■ A block of data ■
>> Start

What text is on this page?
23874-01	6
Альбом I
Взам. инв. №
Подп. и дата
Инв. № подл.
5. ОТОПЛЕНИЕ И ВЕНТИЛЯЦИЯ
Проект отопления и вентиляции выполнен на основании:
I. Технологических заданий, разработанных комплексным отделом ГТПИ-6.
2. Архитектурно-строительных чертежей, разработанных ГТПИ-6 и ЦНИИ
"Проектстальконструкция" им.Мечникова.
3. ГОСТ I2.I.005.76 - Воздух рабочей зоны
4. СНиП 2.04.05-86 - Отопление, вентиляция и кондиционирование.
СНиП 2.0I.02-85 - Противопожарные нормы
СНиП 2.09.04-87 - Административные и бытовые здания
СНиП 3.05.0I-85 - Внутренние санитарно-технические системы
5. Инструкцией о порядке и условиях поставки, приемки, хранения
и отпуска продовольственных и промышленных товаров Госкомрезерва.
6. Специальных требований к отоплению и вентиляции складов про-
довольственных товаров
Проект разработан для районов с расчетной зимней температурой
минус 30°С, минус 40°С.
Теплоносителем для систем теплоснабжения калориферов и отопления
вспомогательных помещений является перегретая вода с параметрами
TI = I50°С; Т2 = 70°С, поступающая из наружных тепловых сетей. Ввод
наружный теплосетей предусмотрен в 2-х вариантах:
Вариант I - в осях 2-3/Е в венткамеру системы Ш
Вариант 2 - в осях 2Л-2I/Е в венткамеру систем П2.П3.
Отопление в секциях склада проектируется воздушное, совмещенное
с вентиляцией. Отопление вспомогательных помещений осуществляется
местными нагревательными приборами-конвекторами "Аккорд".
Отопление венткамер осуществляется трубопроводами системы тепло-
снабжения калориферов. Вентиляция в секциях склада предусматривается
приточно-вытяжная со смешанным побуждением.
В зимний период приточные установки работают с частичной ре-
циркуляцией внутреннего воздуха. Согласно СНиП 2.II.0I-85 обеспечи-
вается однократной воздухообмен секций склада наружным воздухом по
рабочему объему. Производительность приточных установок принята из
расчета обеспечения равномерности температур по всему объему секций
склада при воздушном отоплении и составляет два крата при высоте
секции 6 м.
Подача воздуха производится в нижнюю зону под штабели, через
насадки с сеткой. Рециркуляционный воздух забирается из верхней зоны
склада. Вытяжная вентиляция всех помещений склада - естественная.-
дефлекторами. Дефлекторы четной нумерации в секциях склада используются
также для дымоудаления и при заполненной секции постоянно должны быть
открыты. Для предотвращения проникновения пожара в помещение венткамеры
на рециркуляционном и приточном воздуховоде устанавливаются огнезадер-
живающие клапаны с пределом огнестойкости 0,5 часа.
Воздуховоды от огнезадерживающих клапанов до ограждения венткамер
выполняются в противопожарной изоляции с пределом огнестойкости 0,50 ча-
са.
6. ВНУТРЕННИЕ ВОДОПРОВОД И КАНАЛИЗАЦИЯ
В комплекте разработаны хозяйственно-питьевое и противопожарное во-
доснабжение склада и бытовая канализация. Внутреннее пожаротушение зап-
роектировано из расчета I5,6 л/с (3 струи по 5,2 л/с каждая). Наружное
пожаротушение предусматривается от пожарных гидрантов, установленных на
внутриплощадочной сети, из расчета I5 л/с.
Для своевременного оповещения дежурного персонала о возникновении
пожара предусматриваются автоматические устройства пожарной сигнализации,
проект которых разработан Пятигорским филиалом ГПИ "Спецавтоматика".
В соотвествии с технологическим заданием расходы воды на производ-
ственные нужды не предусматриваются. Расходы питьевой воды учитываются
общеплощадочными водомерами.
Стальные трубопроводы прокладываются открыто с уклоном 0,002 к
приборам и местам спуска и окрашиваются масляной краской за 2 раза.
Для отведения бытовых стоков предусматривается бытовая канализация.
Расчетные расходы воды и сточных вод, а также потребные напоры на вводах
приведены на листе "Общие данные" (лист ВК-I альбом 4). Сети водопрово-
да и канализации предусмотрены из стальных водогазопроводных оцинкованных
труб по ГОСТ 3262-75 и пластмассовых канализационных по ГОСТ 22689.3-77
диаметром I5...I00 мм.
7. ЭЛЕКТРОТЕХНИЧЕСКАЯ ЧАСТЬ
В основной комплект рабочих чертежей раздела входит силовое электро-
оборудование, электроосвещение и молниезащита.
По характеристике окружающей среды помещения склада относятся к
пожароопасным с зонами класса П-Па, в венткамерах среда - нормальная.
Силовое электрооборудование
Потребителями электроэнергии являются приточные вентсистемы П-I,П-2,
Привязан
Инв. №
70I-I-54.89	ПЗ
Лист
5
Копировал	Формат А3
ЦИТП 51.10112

>> End

■ DIRECTION ■
Pick out and copy every line that contains the word "помещений".

■ RESPONSE FOR THIS EXERCISE ■
вспомогательных помещений является перегретая вода с параметрами
с вентиляцией. Отопление вспомогательных помещений осуществляется
склада. Вытяжная вентиляция всех помещений склада - естественная.-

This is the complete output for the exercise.